- WRITTEN PROBLEM
Give the lines again exactly, from the one holding "What does this" to the last line of the listing below, both ends included and nothing added.

Collection entries
==================================================

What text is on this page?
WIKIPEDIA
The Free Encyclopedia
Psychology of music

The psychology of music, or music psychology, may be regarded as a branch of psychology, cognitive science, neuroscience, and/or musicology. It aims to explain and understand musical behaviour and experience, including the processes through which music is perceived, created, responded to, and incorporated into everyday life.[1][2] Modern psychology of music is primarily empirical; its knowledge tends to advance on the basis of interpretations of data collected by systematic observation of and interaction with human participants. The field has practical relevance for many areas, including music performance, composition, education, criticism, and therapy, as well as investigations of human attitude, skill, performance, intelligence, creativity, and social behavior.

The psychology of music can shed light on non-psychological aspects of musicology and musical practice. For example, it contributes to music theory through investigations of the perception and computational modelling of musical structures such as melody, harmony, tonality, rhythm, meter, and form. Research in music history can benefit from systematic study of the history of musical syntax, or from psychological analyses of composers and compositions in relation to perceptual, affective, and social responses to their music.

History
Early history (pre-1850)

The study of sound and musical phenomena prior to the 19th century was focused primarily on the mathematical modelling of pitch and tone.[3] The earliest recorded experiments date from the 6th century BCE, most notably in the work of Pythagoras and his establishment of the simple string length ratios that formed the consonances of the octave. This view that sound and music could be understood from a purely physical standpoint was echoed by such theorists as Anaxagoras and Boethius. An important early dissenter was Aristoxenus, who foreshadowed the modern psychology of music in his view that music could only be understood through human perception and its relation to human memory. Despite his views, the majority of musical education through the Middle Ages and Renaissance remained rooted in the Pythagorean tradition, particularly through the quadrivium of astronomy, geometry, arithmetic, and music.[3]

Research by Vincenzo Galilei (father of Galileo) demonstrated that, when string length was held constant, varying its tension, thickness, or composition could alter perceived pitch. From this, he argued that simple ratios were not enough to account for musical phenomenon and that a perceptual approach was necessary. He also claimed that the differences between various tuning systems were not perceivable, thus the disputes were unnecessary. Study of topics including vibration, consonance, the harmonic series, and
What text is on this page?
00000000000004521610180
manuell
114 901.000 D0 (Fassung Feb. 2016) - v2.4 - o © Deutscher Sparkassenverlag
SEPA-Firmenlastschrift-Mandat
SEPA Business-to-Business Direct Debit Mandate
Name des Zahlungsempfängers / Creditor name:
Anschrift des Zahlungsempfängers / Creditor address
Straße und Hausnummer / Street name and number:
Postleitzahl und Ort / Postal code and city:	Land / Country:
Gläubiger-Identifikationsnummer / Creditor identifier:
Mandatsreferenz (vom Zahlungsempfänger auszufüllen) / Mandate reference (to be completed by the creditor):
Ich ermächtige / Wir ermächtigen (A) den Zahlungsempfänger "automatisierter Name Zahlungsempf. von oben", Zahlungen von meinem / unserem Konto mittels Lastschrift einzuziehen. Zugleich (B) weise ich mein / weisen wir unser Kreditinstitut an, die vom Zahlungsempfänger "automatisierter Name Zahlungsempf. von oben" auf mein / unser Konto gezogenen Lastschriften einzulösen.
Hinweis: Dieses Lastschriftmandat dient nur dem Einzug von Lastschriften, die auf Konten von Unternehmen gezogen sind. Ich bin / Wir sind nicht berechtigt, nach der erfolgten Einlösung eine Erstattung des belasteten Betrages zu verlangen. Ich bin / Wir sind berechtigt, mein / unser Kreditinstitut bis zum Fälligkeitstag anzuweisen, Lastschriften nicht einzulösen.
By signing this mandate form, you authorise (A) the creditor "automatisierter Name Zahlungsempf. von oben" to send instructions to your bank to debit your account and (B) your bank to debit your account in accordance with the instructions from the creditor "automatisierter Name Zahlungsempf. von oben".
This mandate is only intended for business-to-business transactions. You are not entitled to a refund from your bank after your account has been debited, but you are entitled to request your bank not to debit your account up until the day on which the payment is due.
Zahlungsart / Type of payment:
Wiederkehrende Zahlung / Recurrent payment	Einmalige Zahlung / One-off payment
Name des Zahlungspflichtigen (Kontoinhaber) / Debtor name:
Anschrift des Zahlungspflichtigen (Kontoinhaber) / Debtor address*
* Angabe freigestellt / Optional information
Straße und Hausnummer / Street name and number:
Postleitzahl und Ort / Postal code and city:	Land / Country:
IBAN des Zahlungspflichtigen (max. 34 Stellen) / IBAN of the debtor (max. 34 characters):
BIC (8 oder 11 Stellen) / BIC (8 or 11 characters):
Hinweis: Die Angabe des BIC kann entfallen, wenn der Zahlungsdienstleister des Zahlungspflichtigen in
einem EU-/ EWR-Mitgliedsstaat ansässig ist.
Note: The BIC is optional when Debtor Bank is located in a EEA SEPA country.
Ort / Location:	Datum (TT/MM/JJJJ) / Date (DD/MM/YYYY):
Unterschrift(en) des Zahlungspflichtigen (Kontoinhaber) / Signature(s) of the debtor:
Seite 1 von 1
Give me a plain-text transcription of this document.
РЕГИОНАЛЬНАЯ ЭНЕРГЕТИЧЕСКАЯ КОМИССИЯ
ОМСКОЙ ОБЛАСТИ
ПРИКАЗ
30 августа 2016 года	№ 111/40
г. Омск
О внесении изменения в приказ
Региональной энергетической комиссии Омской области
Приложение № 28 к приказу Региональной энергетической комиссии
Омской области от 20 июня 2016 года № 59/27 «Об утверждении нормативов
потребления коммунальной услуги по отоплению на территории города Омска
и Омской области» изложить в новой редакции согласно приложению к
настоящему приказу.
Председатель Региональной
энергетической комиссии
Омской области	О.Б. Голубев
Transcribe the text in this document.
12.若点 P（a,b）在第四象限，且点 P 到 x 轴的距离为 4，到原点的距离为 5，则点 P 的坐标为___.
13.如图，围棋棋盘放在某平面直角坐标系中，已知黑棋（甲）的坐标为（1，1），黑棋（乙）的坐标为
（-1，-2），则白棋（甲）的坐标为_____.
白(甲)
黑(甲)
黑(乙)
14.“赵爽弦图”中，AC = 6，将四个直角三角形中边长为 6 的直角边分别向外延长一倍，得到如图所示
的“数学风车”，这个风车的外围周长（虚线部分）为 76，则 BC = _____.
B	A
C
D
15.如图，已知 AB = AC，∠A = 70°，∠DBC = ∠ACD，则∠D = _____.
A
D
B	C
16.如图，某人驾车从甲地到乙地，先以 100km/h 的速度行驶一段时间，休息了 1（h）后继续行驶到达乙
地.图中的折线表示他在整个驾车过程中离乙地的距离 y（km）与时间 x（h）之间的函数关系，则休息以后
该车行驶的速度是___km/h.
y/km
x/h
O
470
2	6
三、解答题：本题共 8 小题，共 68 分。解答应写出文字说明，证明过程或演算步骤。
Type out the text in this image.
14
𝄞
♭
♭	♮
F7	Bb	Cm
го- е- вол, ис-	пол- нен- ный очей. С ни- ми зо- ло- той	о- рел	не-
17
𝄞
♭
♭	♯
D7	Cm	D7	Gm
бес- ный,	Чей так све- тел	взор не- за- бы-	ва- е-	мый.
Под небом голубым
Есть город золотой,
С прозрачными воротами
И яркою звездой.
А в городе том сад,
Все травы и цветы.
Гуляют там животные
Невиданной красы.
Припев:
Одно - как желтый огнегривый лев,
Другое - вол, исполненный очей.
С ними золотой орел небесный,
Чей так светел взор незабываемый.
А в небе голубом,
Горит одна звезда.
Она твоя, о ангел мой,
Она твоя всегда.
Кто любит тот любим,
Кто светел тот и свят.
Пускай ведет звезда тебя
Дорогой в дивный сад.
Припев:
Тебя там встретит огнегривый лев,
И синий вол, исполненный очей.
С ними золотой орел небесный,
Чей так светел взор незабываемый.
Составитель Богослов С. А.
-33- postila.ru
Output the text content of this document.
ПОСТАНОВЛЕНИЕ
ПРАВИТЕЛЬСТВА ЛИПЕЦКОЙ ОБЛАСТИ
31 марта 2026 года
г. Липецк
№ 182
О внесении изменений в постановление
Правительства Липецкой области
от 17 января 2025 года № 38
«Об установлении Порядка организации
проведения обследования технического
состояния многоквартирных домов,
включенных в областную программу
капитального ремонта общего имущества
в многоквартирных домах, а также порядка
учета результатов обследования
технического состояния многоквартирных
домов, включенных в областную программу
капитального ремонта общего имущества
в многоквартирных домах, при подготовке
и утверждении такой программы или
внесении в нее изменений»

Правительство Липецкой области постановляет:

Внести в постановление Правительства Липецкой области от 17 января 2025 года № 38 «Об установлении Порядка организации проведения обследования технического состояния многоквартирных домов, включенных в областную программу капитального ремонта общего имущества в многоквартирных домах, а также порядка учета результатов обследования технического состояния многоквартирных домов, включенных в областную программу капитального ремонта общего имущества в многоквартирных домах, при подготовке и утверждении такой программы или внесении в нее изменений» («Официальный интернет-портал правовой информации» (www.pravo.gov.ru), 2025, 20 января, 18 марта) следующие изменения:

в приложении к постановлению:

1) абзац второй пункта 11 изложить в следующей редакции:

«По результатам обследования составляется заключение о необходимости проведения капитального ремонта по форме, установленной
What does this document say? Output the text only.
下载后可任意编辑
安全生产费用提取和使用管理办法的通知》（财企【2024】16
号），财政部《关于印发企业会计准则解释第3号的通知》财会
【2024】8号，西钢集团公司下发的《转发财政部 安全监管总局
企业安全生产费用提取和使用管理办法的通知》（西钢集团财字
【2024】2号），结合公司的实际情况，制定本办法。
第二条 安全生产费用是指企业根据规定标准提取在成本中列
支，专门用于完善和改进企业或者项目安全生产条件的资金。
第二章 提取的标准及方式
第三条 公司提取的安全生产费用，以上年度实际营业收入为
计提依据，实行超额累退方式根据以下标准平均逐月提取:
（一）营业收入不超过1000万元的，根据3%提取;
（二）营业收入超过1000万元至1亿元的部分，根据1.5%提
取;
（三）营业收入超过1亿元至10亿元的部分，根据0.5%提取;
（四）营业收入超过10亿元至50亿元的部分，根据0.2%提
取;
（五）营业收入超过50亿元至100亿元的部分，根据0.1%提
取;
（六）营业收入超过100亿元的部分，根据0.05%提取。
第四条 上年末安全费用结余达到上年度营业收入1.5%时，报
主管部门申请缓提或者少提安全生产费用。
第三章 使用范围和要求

==================================================

- OUTPUT FOR THIS EXERCISE
What does this document say? Output the text only.
下载后可任意编辑
安全生产费用提取和使用管理办法的通知》（财企【2024】16
号），财政部《关于印发企业会计准则解释第3号的通知》财会
【2024】8号，西钢集团公司下发的《转发财政部 安全监管总局
企业安全生产费用提取和使用管理办法的通知》（西钢集团财字
【2024】2号），结合公司的实际情况，制定本办法。
第二条 安全生产费用是指企业根据规定标准提取在成本中列
支，专门用于完善和改进企业或者项目安全生产条件的资金。
第二章 提取的标准及方式
第三条 公司提取的安全生产费用，以上年度实际营业收入为
计提依据，实行超额累退方式根据以下标准平均逐月提取:
（一）营业收入不超过1000万元的，根据3%提取;
（二）营业收入超过1000万元至1亿元的部分，根据1.5%提
取;
（三）营业收入超过1亿元至10亿元的部分，根据0.5%提取;
（四）营业收入超过10亿元至50亿元的部分，根据0.2%提
取;
（五）营业收入超过50亿元至100亿元的部分，根据0.1%提
取;
（六）营业收入超过100亿元的部分，根据0.05%提取。
第四条 上年末安全费用结余达到上年度营业收入1.5%时，报
主管部门申请缓提或者少提安全生产费用。
第三章 使用范围和要求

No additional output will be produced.